_Job_
Would you set down every entry shown below, precisely as written?

(Dataset excerpt)
----

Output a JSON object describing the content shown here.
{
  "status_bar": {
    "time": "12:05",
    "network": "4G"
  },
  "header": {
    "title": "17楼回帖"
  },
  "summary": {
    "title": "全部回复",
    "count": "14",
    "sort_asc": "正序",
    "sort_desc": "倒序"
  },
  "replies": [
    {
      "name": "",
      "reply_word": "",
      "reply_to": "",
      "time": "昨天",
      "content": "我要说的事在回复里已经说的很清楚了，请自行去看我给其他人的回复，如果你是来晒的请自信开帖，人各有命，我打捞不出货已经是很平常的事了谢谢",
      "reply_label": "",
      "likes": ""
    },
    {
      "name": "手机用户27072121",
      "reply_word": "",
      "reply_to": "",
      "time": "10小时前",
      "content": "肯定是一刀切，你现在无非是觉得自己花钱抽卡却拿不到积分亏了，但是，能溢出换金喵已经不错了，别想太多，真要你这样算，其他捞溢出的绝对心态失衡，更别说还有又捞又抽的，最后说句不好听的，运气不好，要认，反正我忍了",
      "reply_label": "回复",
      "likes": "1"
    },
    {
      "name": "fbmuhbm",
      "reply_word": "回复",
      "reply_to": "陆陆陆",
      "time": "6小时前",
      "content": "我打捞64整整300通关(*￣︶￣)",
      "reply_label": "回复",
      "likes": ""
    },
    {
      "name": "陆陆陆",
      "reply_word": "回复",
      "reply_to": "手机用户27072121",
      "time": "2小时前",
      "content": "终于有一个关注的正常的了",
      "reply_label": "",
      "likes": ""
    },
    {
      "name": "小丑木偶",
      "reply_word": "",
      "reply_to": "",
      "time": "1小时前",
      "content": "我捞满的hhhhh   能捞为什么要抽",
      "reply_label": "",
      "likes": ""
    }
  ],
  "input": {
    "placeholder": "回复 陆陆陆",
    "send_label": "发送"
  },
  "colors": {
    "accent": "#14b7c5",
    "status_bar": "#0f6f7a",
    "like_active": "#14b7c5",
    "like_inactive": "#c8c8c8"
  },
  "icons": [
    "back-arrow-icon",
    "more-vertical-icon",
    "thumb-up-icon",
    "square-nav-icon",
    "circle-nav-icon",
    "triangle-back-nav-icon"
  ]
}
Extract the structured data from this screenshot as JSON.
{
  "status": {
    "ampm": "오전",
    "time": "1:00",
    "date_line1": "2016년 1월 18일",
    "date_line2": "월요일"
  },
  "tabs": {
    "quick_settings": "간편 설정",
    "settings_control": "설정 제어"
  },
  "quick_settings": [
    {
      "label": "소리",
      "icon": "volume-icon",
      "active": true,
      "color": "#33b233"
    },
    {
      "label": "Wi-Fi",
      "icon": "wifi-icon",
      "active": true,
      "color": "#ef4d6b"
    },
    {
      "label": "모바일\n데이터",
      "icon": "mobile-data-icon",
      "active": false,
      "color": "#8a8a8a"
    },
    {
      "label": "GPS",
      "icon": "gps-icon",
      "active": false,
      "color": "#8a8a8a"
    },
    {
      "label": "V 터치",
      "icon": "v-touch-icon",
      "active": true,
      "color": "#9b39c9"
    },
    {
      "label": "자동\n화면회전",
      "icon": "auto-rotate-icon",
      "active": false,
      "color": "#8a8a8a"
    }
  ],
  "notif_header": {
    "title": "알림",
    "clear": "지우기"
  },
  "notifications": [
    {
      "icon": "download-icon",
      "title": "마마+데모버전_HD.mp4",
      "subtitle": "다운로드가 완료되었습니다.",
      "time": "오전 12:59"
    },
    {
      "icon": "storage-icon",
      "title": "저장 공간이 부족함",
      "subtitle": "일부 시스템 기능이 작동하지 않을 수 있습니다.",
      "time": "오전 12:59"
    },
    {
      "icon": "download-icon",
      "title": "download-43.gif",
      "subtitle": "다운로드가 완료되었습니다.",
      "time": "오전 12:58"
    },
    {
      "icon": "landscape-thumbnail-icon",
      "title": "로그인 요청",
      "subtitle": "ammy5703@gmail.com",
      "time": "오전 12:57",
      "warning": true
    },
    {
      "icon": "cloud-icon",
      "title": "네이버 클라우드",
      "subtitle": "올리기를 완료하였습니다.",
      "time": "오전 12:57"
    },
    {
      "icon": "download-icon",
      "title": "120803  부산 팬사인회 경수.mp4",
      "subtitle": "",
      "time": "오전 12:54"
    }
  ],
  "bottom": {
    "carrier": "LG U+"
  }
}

----

_Written solution_
Output a JSON object describing the content shown here.
{
  "status_bar": {
    "time": "12:05",
    "network": "4G"
  },
  "header": {
    "title": "17楼回帖"
  },
  "summary": {
    "title": "全部回复",
    "count": "14",
    "sort_asc": "正序",
    "sort_desc": "倒序"
  },
  "replies": [
    {
      "name": "",
      "reply_word": "",
      "reply_to": "",
      "time": "昨天",
      "content": "我要说的事在回复里已经说的很清楚了，请自行去看我给其他人的回复，如果你是来晒的请自信开帖，人各有命，我打捞不出货已经是很平常的事了谢谢",
      "reply_label": "",
      "likes": ""
    },
    {
      "name": "手机用户27072121",
      "reply_word": "",
      "reply_to": "",
      "time": "10小时前",
      "content": "肯定是一刀切，你现在无非是觉得自己花钱抽卡却拿不到积分亏了，但是，能溢出换金喵已经不错了，别想太多，真要你这样算，其他捞溢出的绝对心态失衡，更别说还有又捞又抽的，最后说句不好听的，运气不好，要认，反正我忍了",
      "reply_label": "回复",
      "likes": "1"
    },
    {
      "name": "fbmuhbm",
      "reply_word": "回复",
      "reply_to": "陆陆陆",
      "time": "6小时前",
      "content": "我打捞64整整300通关(*￣︶￣)",
      "reply_label": "回复",
      "likes": ""
    },
    {
      "name": "陆陆陆",
      "reply_word": "回复",
      "reply_to": "手机用户27072121",
      "time": "2小时前",
      "content": "终于有一个关注的正常的了",
      "reply_label": "",
      "likes": ""
    },
    {
      "name": "小丑木偶",
      "reply_word": "",
      "reply_to": "",
      "time": "1小时前",
      "content": "我捞满的hhhhh   能捞为什么要抽",
      "reply_label": "",
      "likes": ""
    }
  ],
  "input": {
    "placeholder": "回复 陆陆陆",
    "send_label": "发送"
  },
  "colors": {
    "accent": "#14b7c5",
    "status_bar": "#0f6f7a",
    "like_active": "#14b7c5",
    "like_inactive": "#c8c8c8"
  },
  "icons": [
    "back-arrow-icon",
    "more-vertical-icon",
    "thumb-up-icon",
    "square-nav-icon",
    "circle-nav-icon",
    "triangle-back-nav-icon"
  ]
}
Extract the structured data from this screenshot as JSON.
{
  "status": {
    "ampm": "오전",
    "time": "1:00",
    "date_line1": "2016년 1월 18일",
    "date_line2": "월요일"
  },
  "tabs": {
    "quick_settings": "간편 설정",
    "settings_control": "설정 제어"
  },
  "quick_settings": [
    {
      "label": "소리",
      "icon": "volume-icon",
      "active": true,
      "color": "#33b233"
    },
    {
      "label": "Wi-Fi",
      "icon": "wifi-icon",
      "active": true,
      "color": "#ef4d6b"
    },
    {
      "label": "모바일\n데이터",
      "icon": "mobile-data-icon",
      "active": false,
      "color": "#8a8a8a"
    },
    {
      "label": "GPS",
      "icon": "gps-icon",
      "active": false,
      "color": "#8a8a8a"
    },
    {
      "label": "V 터치",
      "icon": "v-touch-icon",
      "active": true,
      "color": "#9b39c9"
    },
    {
      "label": "자동\n화면회전",
      "icon": "auto-rotate-icon",
      "active": false,
      "color": "#8a8a8a"
    }
  ],
  "notif_header": {
    "title": "알림",
    "clear": "지우기"
  },
  "notifications": [
    {
      "icon": "download-icon",
      "title": "마마+데모버전_HD.mp4",
      "subtitle": "다운로드가 완료되었습니다.",
      "time": "오전 12:59"
    },
    {
      "icon": "storage-icon",
      "title": "저장 공간이 부족함",
      "subtitle": "일부 시스템 기능이 작동하지 않을 수 있습니다.",
      "time": "오전 12:59"
    },
    {
      "icon": "download-icon",
      "title": "download-43.gif",
      "subtitle": "다운로드가 완료되었습니다.",
      "time": "오전 12:58"
    },
    {
      "icon": "landscape-thumbnail-icon",
      "title": "로그인 요청",
      "subtitle": "ammy5703@gmail.com",
      "time": "오전 12:57",
      "warning": true
    },
    {
      "icon": "cloud-icon",
      "title": "네이버 클라우드",
      "subtitle": "올리기를 완료하였습니다.",
      "time": "오전 12:57"
    },
    {
      "icon": "download-icon",
      "title": "120803  부산 팬사인회 경수.mp4",
      "subtitle": "",
      "time": "오전 12:54"
    }
  ],
  "bottom": {
    "carrier": "LG U+"
  }
}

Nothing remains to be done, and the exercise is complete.